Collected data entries
BEGIN
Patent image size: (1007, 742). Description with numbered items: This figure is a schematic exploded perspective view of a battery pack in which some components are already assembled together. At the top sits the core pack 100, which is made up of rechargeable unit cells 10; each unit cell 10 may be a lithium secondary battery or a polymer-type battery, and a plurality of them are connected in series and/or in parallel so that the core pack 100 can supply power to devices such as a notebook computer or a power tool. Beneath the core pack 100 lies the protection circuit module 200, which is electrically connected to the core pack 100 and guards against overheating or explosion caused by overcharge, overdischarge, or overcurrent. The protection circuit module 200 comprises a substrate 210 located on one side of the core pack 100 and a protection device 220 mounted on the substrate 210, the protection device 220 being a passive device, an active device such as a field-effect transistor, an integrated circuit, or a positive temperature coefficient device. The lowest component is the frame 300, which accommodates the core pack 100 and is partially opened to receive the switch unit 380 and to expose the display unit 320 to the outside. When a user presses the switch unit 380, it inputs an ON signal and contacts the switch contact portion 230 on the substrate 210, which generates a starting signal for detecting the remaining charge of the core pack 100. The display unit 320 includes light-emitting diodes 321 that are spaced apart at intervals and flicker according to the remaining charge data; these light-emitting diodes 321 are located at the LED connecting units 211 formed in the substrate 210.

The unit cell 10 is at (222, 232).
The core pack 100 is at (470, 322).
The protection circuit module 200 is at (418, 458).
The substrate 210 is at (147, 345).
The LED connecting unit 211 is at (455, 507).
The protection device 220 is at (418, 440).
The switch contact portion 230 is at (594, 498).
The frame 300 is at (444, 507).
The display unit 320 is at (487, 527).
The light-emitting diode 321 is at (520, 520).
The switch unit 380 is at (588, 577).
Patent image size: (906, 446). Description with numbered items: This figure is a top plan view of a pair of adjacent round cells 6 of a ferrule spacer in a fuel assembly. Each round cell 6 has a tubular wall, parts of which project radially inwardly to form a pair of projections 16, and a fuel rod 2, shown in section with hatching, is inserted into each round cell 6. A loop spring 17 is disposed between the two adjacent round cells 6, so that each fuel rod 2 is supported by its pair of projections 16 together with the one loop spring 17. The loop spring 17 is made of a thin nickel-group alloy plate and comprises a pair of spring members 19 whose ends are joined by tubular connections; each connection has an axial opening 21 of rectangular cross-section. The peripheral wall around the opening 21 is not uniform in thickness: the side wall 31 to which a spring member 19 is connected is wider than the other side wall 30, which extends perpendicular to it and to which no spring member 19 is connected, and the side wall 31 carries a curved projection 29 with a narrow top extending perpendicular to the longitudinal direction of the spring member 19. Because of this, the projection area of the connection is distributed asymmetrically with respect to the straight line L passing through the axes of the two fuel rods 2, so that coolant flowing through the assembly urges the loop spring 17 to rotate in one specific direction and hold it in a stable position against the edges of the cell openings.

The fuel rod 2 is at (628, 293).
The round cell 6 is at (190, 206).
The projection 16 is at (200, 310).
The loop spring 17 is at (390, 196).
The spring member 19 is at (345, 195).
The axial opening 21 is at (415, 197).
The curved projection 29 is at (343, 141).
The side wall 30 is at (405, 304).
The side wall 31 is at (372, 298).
END
Your answer should be the data above, retyped in full and unaltered.

ANSWER TO THIS TASK
Patent image size: (1007, 742). Description with numbered items: This figure is a schematic exploded perspective view of a battery pack in which some components are already assembled together. At the top sits the core pack 100, which is made up of rechargeable unit cells 10; each unit cell 10 may be a lithium secondary battery or a polymer-type battery, and a plurality of them are connected in series and/or in parallel so that the core pack 100 can supply power to devices such as a notebook computer or a power tool. Beneath the core pack 100 lies the protection circuit module 200, which is electrically connected to the core pack 100 and guards against overheating or explosion caused by overcharge, overdischarge, or overcurrent. The protection circuit module 200 comprises a substrate 210 located on one side of the core pack 100 and a protection device 220 mounted on the substrate 210, the protection device 220 being a passive device, an active device such as a field-effect transistor, an integrated circuit, or a positive temperature coefficient device. The lowest component is the frame 300, which accommodates the core pack 100 and is partially opened to receive the switch unit 380 and to expose the display unit 320 to the outside. When a user presses the switch unit 380, it inputs an ON signal and contacts the switch contact portion 230 on the substrate 210, which generates a starting signal for detecting the remaining charge of the core pack 100. The display unit 320 includes light-emitting diodes 321 that are spaced apart at intervals and flicker according to the remaining charge data; these light-emitting diodes 321 are located at the LED connecting units 211 formed in the substrate 210.

The unit cell 10 is at (222, 232).
The core pack 100 is at (470, 322).
The protection circuit module 200 is at (418, 458).
The substrate 210 is at (147, 345).
The LED connecting unit 211 is at (455, 507).
The protection device 220 is at (418, 440).
The switch contact portion 230 is at (594, 498).
The frame 300 is at (444, 507).
The display unit 320 is at (487, 527).
The light-emitting diode 321 is at (520, 520).
The switch unit 380 is at (588, 577).
Patent image size: (906, 446). Description with numbered items: This figure is a top plan view of a pair of adjacent round cells 6 of a ferrule spacer in a fuel assembly. Each round cell 6 has a tubular wall, parts of which project radially inwardly to form a pair of projections 16, and a fuel rod 2, shown in section with hatching, is inserted into each round cell 6. A loop spring 17 is disposed between the two adjacent round cells 6, so that each fuel rod 2 is supported by its pair of projections 16 together with the one loop spring 17. The loop spring 17 is made of a thin nickel-group alloy plate and comprises a pair of spring members 19 whose ends are joined by tubular connections; each connection has an axial opening 21 of rectangular cross-section. The peripheral wall around the opening 21 is not uniform in thickness: the side wall 31 to which a spring member 19 is connected is wider than the other side wall 30, which extends perpendicular to it and to which no spring member 19 is connected, and the side wall 31 carries a curved projection 29 with a narrow top extending perpendicular to the longitudinal direction of the spring member 19. Because of this, the projection area of the connection is distributed asymmetrically with respect to the straight line L passing through the axes of the two fuel rods 2, so that coolant flowing through the assembly urges the loop spring 17 to rotate in one specific direction and hold it in a stable position against the edges of the cell openings.

The fuel rod 2 is at (628, 293).
The round cell 6 is at (190, 206).
The projection 16 is at (200, 310).
The loop spring 17 is at (390, 196).
The spring member 19 is at (345, 195).
The axial opening 21 is at (415, 197).
The curved projection 29 is at (343, 141).
The side wall 30 is at (405, 304).
The side wall 31 is at (372, 298).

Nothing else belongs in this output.